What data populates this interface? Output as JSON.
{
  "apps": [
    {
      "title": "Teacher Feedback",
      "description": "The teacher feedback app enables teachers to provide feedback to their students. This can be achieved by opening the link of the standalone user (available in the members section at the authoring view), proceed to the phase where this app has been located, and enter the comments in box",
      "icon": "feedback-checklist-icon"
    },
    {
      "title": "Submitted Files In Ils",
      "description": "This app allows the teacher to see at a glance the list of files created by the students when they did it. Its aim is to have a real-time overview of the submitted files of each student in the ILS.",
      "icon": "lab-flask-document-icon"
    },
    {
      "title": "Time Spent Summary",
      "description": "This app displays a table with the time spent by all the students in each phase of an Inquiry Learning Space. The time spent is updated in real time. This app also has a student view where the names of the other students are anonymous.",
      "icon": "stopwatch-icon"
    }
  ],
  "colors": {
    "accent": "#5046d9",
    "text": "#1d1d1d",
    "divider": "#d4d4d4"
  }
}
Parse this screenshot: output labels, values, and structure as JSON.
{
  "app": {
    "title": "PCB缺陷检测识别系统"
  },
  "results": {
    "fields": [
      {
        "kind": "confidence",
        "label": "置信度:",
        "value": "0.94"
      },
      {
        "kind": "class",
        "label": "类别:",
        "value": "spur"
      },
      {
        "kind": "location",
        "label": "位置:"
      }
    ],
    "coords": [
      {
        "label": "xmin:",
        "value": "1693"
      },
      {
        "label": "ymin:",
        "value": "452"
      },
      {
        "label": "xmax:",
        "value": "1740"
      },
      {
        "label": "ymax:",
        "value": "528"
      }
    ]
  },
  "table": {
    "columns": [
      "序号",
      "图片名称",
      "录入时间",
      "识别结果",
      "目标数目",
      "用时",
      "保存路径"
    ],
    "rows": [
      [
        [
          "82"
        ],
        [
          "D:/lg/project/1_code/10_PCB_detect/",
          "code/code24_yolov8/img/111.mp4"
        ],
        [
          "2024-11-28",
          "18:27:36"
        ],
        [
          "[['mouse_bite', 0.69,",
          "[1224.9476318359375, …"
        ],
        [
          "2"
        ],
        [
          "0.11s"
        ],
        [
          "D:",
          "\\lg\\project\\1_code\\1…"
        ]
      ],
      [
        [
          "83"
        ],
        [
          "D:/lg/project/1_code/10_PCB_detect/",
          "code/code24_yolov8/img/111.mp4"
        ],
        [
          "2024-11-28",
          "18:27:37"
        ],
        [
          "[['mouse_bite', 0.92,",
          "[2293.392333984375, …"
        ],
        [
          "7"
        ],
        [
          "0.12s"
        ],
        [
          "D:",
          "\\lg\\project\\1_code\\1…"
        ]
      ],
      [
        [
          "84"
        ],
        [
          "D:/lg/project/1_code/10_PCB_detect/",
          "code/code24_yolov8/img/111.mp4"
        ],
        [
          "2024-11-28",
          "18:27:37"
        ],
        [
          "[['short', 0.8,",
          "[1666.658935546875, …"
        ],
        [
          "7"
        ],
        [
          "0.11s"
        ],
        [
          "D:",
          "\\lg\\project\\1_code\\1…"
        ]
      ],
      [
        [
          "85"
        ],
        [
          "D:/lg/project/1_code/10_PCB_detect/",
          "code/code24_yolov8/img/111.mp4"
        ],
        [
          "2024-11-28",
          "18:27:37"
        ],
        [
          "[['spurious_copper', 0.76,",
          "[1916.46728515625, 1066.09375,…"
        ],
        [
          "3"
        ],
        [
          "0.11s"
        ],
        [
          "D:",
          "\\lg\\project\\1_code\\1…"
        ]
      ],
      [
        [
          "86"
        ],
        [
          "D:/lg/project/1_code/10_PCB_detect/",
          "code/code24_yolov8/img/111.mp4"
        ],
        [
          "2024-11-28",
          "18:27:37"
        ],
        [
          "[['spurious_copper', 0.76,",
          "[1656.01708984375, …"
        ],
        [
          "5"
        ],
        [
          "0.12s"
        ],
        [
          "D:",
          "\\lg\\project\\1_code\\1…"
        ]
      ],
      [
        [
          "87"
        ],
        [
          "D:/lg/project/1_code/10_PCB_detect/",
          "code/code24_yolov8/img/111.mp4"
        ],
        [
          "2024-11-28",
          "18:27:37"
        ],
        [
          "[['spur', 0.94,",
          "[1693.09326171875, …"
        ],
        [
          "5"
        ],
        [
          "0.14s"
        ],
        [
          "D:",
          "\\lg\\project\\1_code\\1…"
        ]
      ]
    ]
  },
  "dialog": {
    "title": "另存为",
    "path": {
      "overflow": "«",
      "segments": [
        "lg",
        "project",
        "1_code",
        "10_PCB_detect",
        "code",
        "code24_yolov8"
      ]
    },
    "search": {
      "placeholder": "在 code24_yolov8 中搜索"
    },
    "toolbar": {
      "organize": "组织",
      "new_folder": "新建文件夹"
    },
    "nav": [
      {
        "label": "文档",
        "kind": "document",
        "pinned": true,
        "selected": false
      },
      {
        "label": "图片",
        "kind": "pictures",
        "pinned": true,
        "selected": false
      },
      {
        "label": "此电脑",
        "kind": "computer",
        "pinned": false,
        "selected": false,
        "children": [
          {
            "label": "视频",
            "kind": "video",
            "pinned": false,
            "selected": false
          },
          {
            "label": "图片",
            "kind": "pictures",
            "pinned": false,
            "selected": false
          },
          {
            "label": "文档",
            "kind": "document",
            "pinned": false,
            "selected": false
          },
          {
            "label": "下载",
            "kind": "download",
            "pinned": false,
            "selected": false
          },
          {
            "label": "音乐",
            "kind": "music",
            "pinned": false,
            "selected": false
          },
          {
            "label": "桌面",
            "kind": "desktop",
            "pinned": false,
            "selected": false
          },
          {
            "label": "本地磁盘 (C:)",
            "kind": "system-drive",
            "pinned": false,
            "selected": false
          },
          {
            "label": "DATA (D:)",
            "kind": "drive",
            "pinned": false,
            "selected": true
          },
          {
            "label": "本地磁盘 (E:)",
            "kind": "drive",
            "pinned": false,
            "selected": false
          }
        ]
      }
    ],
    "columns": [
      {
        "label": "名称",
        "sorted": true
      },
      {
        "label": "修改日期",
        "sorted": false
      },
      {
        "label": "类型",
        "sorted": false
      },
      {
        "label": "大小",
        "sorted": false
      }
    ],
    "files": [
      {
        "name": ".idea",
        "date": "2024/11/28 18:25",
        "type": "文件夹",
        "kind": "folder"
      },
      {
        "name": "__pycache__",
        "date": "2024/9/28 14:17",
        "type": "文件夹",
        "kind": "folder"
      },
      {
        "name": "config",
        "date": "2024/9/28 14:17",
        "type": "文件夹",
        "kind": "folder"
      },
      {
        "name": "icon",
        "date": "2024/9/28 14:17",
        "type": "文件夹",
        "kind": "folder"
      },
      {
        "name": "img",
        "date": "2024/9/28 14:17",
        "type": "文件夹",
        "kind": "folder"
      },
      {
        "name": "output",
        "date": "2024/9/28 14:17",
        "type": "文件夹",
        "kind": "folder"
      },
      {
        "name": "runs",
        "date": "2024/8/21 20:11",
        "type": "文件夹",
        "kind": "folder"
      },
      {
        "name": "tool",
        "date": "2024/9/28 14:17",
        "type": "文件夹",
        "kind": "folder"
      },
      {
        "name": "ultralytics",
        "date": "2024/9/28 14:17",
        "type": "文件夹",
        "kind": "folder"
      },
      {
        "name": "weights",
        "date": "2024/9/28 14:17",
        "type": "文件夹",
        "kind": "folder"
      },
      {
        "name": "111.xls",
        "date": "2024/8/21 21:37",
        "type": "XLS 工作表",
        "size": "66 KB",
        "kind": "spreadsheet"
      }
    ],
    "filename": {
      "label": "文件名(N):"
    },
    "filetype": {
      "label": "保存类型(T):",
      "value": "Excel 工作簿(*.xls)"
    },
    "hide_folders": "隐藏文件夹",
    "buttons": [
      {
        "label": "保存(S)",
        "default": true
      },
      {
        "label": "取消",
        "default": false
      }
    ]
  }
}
☆ ☆ ☆
Go through the listing above and pull out each line containing the word "icon".

      "icon": "feedback-checklist-icon"
      "icon": "lab-flask-document-icon"
      "icon": "stopwatch-icon"
        "name": "icon",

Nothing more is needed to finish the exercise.